Saved entries:
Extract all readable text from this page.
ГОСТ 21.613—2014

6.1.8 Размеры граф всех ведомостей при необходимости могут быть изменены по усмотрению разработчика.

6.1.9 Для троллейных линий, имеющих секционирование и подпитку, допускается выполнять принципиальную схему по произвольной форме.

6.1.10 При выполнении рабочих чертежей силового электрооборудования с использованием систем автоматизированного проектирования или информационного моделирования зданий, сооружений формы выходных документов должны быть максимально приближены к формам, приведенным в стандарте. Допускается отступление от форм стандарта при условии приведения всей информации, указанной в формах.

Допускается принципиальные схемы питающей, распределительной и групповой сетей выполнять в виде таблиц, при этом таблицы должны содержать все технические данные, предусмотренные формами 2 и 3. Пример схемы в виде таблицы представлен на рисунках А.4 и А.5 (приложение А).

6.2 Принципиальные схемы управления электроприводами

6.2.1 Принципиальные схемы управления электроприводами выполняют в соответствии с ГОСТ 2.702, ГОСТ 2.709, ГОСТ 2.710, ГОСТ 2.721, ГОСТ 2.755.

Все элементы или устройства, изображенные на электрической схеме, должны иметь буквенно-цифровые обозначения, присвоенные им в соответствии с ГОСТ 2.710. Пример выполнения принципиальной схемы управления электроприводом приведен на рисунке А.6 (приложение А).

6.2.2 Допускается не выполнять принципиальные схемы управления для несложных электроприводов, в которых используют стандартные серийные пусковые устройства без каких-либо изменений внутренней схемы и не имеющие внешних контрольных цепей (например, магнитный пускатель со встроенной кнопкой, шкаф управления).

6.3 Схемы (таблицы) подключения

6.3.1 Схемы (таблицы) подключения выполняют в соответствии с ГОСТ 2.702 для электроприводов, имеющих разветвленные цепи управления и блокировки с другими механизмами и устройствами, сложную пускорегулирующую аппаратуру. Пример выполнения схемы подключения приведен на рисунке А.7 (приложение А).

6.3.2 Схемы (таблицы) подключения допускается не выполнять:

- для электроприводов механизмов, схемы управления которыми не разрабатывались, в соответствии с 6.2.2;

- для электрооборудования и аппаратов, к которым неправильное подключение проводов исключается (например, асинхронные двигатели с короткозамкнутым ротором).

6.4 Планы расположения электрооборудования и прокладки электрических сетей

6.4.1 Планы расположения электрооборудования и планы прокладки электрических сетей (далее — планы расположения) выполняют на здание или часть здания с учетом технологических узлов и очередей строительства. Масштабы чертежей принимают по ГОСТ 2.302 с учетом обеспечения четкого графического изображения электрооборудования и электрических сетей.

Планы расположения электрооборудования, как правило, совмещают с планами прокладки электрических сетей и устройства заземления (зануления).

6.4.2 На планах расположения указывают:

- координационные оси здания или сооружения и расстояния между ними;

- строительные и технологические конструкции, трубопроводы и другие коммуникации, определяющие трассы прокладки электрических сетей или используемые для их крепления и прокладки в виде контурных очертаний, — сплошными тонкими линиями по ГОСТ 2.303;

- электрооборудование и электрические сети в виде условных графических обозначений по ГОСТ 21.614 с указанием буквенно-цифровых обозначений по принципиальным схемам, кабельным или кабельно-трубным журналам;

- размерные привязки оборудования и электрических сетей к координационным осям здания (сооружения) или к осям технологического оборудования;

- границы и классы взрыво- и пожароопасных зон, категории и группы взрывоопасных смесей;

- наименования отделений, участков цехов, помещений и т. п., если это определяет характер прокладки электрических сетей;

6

Written task: Retype the records that precede this task, keeping them exactly the same.

Answer in full:
Extract all readable text from this page.
ГОСТ 21.613—2014

6.1.8 Размеры граф всех ведомостей при необходимости могут быть изменены по усмотрению разработчика.

6.1.9 Для троллейных линий, имеющих секционирование и подпитку, допускается выполнять принципиальную схему по произвольной форме.

6.1.10 При выполнении рабочих чертежей силового электрооборудования с использованием систем автоматизированного проектирования или информационного моделирования зданий, сооружений формы выходных документов должны быть максимально приближены к формам, приведенным в стандарте. Допускается отступление от форм стандарта при условии приведения всей информации, указанной в формах.

Допускается принципиальные схемы питающей, распределительной и групповой сетей выполнять в виде таблиц, при этом таблицы должны содержать все технические данные, предусмотренные формами 2 и 3. Пример схемы в виде таблицы представлен на рисунках А.4 и А.5 (приложение А).

6.2 Принципиальные схемы управления электроприводами

6.2.1 Принципиальные схемы управления электроприводами выполняют в соответствии с ГОСТ 2.702, ГОСТ 2.709, ГОСТ 2.710, ГОСТ 2.721, ГОСТ 2.755.

Все элементы или устройства, изображенные на электрической схеме, должны иметь буквенно-цифровые обозначения, присвоенные им в соответствии с ГОСТ 2.710. Пример выполнения принципиальной схемы управления электроприводом приведен на рисунке А.6 (приложение А).

6.2.2 Допускается не выполнять принципиальные схемы управления для несложных электроприводов, в которых используют стандартные серийные пусковые устройства без каких-либо изменений внутренней схемы и не имеющие внешних контрольных цепей (например, магнитный пускатель со встроенной кнопкой, шкаф управления).

6.3 Схемы (таблицы) подключения

6.3.1 Схемы (таблицы) подключения выполняют в соответствии с ГОСТ 2.702 для электроприводов, имеющих разветвленные цепи управления и блокировки с другими механизмами и устройствами, сложную пускорегулирующую аппаратуру. Пример выполнения схемы подключения приведен на рисунке А.7 (приложение А).

6.3.2 Схемы (таблицы) подключения допускается не выполнять:

- для электроприводов механизмов, схемы управления которыми не разрабатывались, в соответствии с 6.2.2;

- для электрооборудования и аппаратов, к которым неправильное подключение проводов исключается (например, асинхронные двигатели с короткозамкнутым ротором).

6.4 Планы расположения электрооборудования и прокладки электрических сетей

6.4.1 Планы расположения электрооборудования и планы прокладки электрических сетей (далее — планы расположения) выполняют на здание или часть здания с учетом технологических узлов и очередей строительства. Масштабы чертежей принимают по ГОСТ 2.302 с учетом обеспечения четкого графического изображения электрооборудования и электрических сетей.

Планы расположения электрооборудования, как правило, совмещают с планами прокладки электрических сетей и устройства заземления (зануления).

6.4.2 На планах расположения указывают:

- координационные оси здания или сооружения и расстояния между ними;

- строительные и технологические конструкции, трубопроводы и другие коммуникации, определяющие трассы прокладки электрических сетей или используемые для их крепления и прокладки в виде контурных очертаний, — сплошными тонкими линиями по ГОСТ 2.303;

- электрооборудование и электрические сети в виде условных графических обозначений по ГОСТ 21.614 с указанием буквенно-цифровых обозначений по принципиальным схемам, кабельным или кабельно-трубным журналам;

- размерные привязки оборудования и электрических сетей к координационным осям здания (сооружения) или к осям технологического оборудования;

- границы и классы взрыво- и пожароопасных зон, категории и группы взрывоопасных смесей;

- наименования отделений, участков цехов, помещений и т. п., если это определяет характер прокладки электрических сетей;

6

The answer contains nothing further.